*Given exercise*.
Copy out each line containing "программа" from the entries below.

—————

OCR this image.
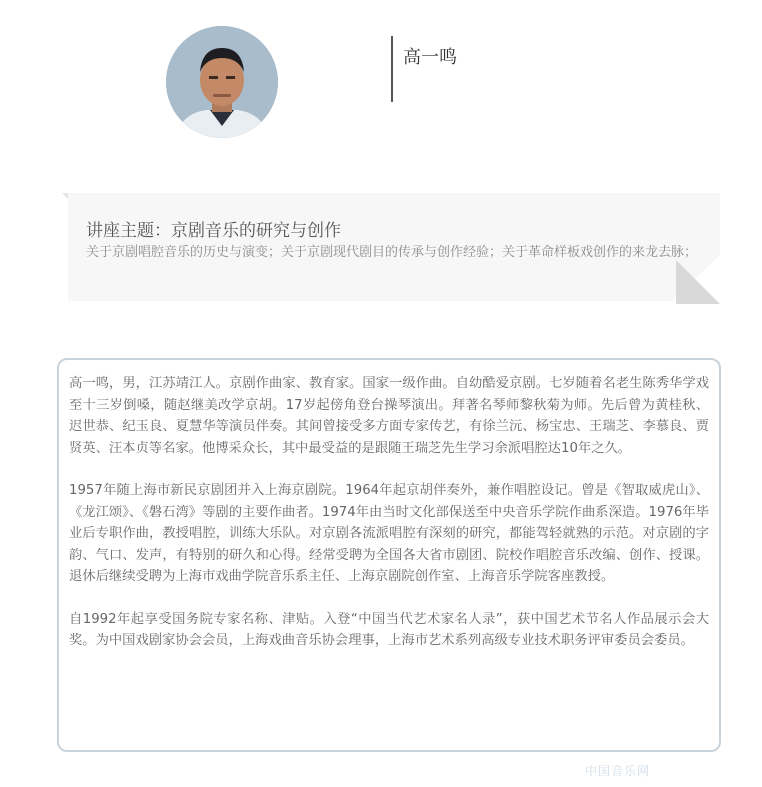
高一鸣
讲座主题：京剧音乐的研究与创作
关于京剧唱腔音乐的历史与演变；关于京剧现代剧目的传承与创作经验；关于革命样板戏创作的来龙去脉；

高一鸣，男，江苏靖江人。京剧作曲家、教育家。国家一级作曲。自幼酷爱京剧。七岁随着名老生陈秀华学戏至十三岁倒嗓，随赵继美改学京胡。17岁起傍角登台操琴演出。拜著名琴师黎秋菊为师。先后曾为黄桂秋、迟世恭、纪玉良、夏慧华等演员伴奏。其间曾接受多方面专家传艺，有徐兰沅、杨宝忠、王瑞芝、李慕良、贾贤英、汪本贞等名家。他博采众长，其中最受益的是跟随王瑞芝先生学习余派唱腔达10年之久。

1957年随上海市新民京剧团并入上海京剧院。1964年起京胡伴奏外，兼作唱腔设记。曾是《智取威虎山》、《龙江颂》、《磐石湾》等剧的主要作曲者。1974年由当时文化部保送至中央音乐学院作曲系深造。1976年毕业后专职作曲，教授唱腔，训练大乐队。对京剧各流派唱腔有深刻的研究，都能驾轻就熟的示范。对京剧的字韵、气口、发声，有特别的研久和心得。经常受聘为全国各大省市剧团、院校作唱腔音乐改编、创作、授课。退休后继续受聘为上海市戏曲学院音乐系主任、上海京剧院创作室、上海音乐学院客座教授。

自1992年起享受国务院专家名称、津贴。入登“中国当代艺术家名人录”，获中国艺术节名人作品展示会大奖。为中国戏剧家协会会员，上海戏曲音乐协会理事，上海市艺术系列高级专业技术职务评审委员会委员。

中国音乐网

—————

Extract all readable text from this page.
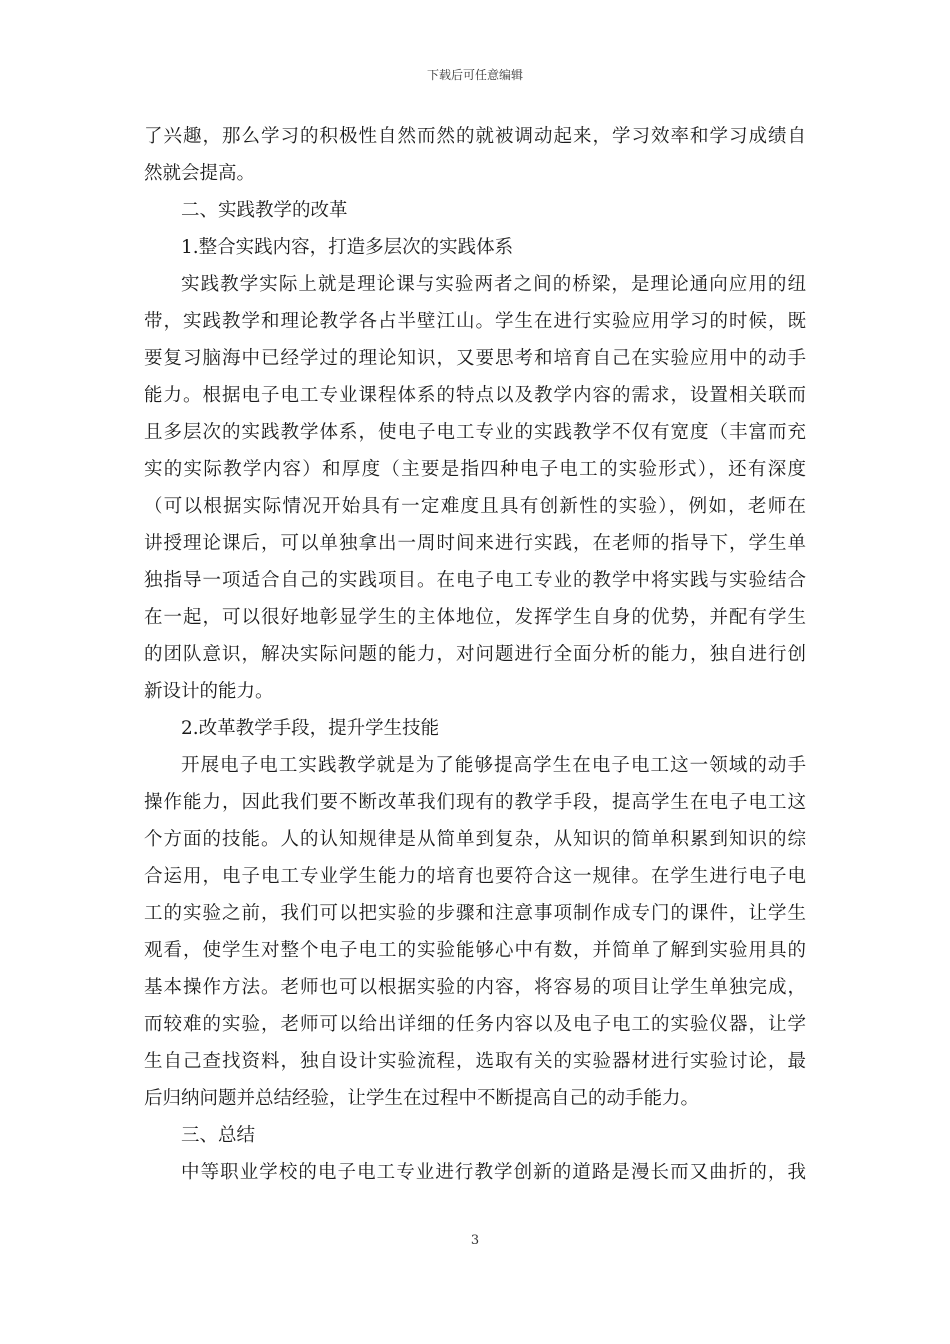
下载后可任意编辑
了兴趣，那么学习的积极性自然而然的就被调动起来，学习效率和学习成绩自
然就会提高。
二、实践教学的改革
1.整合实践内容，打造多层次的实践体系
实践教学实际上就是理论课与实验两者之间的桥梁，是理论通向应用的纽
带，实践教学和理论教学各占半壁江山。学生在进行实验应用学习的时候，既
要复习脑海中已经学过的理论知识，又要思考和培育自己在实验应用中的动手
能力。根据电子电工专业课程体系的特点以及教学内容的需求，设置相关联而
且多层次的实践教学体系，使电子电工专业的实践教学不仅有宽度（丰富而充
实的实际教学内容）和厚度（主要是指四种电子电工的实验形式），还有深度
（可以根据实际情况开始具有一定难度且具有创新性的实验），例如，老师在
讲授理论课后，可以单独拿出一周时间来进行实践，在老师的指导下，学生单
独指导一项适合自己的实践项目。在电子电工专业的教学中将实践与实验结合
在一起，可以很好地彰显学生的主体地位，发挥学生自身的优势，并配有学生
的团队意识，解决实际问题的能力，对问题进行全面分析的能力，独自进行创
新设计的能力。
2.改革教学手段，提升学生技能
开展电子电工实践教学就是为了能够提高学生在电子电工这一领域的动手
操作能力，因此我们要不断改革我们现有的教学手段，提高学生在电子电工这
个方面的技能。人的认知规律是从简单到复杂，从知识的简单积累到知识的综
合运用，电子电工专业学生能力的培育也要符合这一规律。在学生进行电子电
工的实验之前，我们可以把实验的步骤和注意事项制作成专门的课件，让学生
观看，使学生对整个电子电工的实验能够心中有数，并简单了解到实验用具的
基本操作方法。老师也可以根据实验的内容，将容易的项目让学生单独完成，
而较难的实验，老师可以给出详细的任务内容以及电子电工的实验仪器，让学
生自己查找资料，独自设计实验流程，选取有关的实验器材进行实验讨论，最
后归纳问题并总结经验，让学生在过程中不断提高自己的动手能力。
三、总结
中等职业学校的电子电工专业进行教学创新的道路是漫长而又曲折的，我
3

—————

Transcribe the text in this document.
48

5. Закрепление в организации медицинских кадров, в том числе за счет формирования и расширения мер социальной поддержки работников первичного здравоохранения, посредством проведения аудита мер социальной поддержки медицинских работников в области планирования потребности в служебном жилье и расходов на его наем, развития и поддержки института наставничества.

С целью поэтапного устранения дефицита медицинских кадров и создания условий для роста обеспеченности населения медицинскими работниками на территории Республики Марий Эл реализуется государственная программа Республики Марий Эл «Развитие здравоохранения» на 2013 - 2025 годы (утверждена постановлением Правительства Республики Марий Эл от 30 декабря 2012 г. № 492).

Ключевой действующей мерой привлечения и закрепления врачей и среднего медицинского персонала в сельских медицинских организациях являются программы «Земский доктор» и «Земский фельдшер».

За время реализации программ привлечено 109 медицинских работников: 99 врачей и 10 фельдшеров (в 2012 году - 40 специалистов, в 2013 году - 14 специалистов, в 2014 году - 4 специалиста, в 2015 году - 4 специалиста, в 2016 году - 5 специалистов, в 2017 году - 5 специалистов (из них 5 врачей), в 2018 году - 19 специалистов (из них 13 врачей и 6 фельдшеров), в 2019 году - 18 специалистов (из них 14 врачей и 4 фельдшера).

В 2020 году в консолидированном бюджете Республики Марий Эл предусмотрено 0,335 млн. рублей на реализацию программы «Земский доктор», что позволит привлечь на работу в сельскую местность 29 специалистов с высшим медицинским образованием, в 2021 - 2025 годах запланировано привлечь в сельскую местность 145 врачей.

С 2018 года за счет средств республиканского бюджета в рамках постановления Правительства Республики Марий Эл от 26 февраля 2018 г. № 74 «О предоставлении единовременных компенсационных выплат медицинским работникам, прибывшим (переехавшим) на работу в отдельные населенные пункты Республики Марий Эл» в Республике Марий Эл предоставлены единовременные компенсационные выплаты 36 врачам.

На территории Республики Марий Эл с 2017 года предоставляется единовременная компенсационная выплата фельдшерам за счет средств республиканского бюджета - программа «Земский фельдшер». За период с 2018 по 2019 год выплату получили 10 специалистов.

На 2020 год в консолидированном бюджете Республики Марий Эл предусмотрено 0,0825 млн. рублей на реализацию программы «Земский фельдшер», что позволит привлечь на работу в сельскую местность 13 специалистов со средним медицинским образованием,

—————

*The response*.
С целью поэтапного устранения дефицита медицинских кадров и создания условий для роста обеспеченности населения медицинскими работниками на территории Республики Марий Эл реализуется государственная программа Республики Марий Эл «Развитие здравоохранения» на 2013 - 2025 годы (утверждена постановлением Правительства Республики Марий Эл от 30 декабря 2012 г. № 492).
На территории Республики Марий Эл с 2017 года предоставляется единовременная компенсационная выплата фельдшерам за счет средств республиканского бюджета - программа «Земский фельдшер». За период с 2018 по 2019 год выплату получили 10 специалистов.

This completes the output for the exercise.